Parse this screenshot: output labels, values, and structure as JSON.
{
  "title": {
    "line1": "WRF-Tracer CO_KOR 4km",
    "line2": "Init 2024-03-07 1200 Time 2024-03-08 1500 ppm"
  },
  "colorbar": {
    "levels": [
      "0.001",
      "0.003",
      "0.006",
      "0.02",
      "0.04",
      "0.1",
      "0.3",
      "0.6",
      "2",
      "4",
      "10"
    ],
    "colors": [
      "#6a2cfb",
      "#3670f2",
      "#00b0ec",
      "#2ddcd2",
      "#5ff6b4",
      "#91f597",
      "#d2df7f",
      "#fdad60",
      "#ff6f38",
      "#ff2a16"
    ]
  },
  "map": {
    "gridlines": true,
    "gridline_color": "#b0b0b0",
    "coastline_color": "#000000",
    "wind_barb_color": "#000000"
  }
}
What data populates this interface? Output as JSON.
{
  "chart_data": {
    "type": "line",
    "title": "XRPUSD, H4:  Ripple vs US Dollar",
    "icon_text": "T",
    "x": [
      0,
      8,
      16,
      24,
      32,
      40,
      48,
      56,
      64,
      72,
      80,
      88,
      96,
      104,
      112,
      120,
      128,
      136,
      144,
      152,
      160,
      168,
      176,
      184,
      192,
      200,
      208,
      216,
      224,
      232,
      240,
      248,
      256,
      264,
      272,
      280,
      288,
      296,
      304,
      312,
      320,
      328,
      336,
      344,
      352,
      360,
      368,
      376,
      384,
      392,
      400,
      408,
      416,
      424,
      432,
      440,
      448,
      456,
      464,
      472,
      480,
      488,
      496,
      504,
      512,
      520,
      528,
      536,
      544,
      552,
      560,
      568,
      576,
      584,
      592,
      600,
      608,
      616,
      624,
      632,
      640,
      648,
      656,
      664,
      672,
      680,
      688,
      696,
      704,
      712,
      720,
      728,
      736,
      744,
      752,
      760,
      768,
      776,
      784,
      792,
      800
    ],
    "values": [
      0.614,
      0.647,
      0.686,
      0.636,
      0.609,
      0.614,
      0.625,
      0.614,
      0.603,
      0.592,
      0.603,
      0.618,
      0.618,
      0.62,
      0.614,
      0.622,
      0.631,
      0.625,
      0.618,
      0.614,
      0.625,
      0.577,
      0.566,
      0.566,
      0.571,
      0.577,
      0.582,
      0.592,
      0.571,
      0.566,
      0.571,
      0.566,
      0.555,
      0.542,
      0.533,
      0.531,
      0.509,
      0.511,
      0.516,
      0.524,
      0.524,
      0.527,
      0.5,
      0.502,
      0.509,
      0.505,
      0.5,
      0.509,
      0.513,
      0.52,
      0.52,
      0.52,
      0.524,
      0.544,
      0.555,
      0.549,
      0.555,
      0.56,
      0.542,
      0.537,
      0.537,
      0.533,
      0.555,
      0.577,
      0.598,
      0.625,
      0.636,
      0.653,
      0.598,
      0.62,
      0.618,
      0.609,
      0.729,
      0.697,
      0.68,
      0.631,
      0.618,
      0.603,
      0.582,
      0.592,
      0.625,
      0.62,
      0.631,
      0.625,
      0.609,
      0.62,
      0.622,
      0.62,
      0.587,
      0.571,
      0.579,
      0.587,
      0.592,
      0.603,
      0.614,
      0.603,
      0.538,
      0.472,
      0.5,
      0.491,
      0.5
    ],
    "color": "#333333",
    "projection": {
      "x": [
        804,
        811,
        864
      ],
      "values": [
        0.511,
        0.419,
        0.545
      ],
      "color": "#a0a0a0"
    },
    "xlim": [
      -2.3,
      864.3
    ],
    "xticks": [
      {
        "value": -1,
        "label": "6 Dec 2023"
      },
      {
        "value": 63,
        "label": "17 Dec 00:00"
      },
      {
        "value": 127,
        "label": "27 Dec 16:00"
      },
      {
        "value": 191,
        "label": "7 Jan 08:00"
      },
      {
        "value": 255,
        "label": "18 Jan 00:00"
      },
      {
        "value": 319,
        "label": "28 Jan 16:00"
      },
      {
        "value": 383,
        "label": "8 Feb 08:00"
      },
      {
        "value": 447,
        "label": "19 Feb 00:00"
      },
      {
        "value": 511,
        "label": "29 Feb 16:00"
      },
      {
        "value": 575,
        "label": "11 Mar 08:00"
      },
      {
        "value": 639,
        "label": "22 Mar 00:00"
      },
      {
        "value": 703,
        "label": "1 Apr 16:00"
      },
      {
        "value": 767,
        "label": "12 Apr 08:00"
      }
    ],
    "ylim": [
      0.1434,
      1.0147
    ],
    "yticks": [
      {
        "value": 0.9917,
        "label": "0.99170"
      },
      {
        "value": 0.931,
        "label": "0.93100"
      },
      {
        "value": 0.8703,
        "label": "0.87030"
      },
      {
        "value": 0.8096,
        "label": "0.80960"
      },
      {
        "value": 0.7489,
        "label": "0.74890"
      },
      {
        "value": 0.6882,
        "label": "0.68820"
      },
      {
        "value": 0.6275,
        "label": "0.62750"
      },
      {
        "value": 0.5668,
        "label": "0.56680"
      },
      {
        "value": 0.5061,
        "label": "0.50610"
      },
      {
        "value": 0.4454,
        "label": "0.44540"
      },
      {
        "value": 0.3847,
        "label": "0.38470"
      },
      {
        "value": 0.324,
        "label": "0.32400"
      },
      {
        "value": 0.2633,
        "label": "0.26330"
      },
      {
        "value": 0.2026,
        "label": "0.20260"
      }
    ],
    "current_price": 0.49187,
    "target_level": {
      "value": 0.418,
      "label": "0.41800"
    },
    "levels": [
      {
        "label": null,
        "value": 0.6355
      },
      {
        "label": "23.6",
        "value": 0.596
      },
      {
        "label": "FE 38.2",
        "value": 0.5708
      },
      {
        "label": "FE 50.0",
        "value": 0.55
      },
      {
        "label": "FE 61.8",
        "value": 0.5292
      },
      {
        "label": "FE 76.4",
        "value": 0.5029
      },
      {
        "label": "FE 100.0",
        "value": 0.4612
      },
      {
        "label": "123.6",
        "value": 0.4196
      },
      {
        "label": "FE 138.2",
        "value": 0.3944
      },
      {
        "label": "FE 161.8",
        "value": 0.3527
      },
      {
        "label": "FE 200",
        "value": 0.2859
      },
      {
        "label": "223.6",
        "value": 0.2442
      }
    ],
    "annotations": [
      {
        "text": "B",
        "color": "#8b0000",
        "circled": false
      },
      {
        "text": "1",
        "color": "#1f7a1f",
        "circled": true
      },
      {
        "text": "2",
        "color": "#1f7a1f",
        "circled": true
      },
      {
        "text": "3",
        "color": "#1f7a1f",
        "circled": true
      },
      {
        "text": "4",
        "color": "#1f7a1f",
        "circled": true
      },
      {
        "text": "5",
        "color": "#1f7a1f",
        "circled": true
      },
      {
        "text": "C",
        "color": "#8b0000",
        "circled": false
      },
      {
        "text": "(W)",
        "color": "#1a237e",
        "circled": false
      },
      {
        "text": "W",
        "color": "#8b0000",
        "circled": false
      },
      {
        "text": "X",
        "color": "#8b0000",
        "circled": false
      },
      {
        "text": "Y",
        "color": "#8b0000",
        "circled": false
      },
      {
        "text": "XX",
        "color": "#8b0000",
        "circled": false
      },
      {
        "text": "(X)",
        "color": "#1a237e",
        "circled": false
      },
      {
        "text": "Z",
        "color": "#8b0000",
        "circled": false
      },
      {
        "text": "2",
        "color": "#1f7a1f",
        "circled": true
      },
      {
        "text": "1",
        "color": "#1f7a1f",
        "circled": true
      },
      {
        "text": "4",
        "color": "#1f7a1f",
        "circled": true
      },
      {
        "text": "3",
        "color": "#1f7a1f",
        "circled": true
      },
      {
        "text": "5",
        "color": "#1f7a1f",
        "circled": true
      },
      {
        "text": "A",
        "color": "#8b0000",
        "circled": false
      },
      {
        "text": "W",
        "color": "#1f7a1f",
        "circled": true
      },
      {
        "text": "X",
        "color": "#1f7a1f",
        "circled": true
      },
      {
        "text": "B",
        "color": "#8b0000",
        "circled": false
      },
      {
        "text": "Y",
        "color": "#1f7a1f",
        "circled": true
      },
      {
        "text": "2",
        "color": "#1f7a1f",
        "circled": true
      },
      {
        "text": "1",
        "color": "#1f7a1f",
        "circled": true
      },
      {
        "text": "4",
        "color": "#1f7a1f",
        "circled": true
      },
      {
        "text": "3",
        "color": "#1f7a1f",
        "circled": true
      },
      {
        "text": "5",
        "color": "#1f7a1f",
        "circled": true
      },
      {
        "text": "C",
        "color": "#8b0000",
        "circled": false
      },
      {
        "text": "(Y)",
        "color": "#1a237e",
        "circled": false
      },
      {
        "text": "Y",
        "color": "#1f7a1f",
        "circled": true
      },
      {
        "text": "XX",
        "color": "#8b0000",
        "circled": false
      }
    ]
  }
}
--- --- ---
__Given task__
Using the listing above, pull out all lines that hold the word "this".

__Solution to the problem__
Parse this screenshot: output labels, values, and structure as JSON.
What data populates this interface? Output as JSON.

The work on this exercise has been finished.